Top of SOURCE INFORMATION

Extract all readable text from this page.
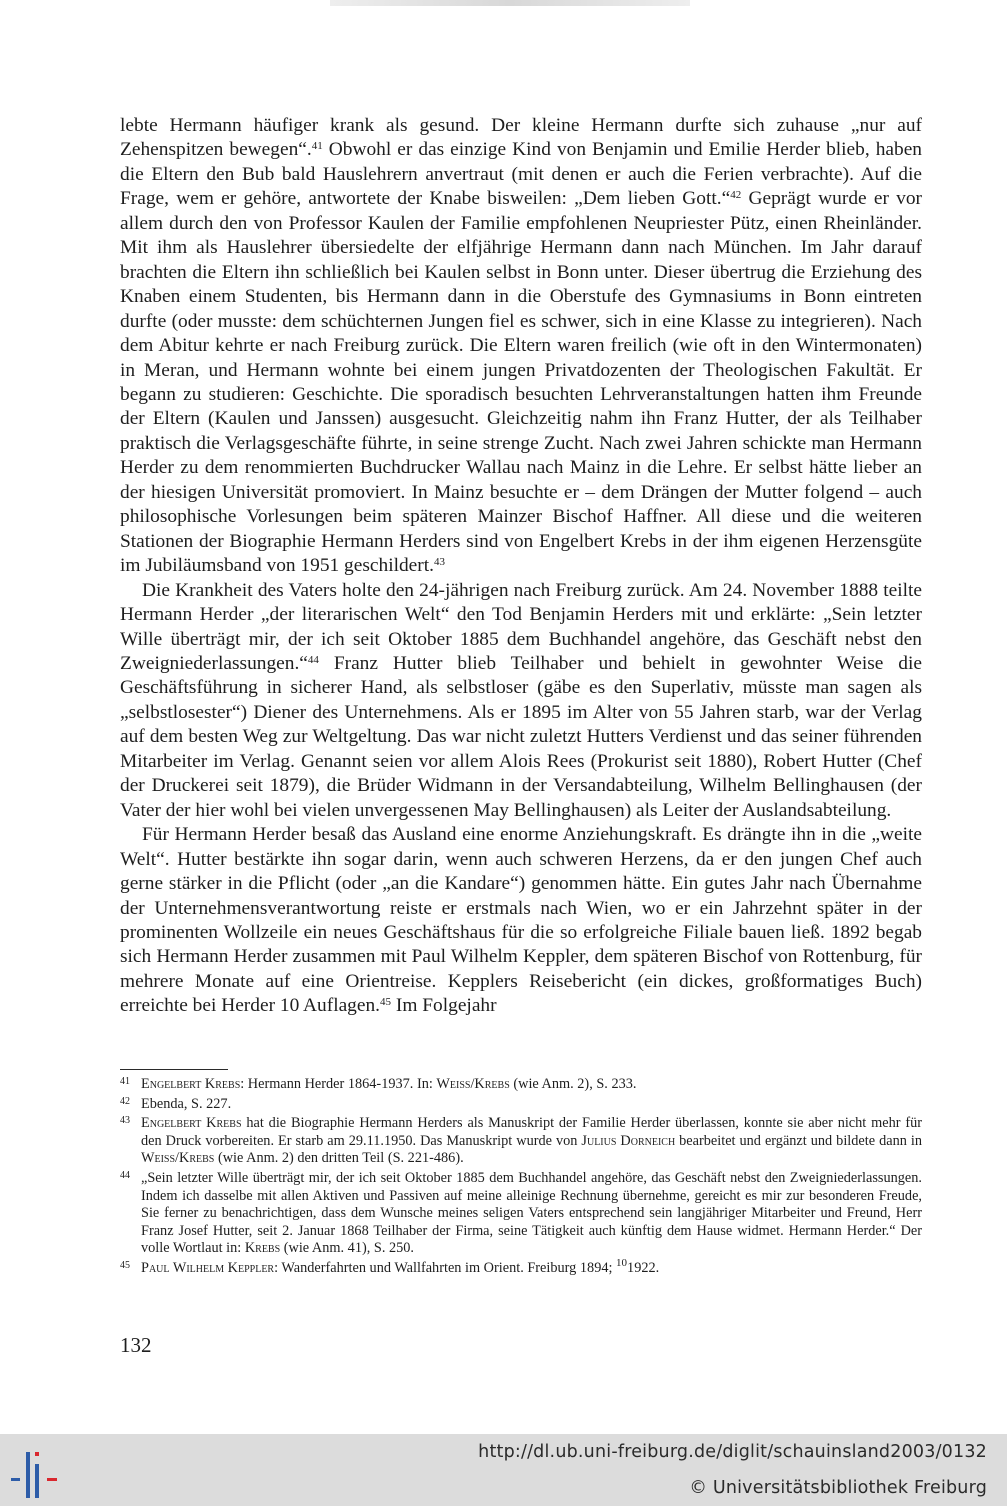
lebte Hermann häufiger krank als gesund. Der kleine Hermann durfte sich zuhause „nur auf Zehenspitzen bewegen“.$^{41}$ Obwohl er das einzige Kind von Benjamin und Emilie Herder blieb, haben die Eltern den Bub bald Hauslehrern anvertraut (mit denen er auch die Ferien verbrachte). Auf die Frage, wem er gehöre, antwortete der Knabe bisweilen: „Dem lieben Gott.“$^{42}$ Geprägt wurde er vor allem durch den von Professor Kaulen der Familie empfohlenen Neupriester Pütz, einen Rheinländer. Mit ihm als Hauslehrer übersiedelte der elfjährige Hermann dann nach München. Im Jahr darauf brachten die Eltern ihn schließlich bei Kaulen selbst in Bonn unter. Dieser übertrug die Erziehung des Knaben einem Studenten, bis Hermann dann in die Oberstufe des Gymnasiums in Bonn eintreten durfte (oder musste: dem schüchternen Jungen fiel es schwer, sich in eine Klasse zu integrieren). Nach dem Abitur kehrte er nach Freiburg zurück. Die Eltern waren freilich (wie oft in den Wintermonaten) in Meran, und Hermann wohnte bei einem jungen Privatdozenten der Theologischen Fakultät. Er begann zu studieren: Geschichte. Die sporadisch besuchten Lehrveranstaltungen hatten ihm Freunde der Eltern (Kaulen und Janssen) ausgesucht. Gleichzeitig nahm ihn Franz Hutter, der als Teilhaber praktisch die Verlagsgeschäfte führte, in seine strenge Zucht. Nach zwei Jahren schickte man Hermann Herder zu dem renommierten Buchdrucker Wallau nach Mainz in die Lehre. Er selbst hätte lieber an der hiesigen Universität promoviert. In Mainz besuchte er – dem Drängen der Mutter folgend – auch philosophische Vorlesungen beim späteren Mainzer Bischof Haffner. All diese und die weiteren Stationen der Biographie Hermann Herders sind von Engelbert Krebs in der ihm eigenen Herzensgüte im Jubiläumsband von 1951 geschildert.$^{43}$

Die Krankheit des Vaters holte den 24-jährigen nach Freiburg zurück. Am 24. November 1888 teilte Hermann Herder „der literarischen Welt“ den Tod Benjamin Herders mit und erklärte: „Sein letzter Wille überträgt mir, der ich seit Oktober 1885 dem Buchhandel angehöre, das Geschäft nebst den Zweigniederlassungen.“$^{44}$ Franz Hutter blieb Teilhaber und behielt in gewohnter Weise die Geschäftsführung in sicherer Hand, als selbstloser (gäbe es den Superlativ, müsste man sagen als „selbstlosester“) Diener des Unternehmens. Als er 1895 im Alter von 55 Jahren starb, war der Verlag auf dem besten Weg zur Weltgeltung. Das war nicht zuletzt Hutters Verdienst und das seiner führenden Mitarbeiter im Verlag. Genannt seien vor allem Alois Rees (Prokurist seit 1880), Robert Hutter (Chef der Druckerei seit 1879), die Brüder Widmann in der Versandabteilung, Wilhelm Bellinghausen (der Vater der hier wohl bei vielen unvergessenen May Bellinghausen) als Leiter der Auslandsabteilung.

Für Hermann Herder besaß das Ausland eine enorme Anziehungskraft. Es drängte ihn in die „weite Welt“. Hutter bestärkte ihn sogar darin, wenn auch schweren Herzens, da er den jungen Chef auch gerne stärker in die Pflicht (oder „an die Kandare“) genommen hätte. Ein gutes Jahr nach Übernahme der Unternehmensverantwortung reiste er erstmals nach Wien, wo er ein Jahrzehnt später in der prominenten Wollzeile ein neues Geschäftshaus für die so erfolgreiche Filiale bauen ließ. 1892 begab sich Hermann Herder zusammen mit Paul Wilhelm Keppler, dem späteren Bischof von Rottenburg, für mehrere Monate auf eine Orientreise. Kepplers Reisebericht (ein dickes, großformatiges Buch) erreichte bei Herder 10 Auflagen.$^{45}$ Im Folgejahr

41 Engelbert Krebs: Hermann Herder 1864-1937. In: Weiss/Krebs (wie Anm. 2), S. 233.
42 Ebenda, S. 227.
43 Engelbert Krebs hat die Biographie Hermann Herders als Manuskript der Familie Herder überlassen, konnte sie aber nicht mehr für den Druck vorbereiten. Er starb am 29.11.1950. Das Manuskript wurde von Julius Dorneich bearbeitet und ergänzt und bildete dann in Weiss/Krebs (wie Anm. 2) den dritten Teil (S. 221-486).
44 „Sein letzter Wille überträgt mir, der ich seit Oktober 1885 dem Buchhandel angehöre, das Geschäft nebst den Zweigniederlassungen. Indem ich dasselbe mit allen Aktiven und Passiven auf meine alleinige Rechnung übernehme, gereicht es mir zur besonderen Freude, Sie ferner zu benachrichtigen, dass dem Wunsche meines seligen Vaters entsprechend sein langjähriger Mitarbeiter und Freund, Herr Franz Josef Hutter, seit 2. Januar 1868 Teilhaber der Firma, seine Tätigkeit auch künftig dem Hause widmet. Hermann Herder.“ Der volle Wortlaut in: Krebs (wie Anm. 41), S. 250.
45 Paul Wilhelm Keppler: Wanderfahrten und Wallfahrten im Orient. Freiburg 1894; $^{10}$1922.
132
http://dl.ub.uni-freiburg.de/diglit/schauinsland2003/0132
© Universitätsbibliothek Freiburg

Bottom of SOURCE INFORMATION
Top of SOURCE INFORMATION

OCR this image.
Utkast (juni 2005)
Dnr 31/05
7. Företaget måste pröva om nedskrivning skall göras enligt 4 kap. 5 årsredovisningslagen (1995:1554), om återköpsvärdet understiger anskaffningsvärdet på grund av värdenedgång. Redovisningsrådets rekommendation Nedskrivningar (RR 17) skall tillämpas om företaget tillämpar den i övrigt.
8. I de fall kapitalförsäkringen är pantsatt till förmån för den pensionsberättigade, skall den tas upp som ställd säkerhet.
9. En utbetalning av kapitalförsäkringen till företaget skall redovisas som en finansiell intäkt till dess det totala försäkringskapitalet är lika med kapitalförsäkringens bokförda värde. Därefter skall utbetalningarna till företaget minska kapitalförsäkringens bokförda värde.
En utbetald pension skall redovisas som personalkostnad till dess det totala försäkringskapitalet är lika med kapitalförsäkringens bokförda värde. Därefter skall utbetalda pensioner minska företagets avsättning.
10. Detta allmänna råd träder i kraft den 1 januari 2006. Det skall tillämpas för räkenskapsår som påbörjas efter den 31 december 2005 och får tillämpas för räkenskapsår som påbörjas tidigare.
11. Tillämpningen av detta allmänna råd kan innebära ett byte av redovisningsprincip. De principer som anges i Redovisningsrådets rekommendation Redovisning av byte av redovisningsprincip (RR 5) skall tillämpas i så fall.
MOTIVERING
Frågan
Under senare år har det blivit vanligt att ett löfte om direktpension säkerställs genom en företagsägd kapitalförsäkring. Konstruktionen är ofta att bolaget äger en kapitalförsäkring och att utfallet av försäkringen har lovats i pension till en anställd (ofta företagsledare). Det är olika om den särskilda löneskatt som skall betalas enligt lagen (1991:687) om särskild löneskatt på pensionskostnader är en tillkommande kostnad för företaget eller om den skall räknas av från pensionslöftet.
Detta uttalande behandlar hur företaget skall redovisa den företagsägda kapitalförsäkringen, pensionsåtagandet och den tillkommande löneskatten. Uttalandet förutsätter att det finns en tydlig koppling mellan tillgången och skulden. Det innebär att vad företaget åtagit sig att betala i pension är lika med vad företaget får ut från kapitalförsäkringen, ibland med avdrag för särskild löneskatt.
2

Bottom of SOURCE INFORMATION
Top of SOURCE INFORMATION

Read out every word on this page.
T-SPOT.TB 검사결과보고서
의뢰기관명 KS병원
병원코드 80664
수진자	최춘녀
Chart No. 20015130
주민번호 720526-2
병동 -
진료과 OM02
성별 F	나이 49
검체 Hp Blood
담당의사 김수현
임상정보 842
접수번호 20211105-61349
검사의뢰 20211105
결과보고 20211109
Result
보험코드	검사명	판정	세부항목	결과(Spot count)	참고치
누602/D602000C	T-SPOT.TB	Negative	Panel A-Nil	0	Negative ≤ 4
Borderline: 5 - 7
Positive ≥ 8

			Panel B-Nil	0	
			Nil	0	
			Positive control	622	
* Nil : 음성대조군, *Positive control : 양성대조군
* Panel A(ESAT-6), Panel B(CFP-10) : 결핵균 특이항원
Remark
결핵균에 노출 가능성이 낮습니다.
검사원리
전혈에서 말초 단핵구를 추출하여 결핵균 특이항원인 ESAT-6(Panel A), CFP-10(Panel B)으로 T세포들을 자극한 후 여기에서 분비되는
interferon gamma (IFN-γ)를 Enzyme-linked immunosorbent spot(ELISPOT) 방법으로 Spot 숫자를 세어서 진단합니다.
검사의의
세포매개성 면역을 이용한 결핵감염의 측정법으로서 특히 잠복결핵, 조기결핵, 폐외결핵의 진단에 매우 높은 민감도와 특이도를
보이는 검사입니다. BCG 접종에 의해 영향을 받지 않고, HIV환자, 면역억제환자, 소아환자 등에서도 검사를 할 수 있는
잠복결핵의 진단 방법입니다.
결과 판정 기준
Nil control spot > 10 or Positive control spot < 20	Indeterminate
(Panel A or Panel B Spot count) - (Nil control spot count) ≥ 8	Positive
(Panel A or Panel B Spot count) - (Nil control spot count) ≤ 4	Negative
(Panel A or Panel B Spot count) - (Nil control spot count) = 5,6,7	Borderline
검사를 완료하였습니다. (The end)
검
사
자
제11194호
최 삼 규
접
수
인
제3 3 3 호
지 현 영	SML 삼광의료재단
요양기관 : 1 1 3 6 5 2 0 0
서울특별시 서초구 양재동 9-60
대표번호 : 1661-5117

Bottom of SOURCE INFORMATION

> WORK TO COMPLETE
Copy out all lines above that include the string "Borderline".

> ANSWER
Borderline: 5 - 7
(Panel A or Panel B Spot count) - (Nil control spot count) = 5,6,7	Borderline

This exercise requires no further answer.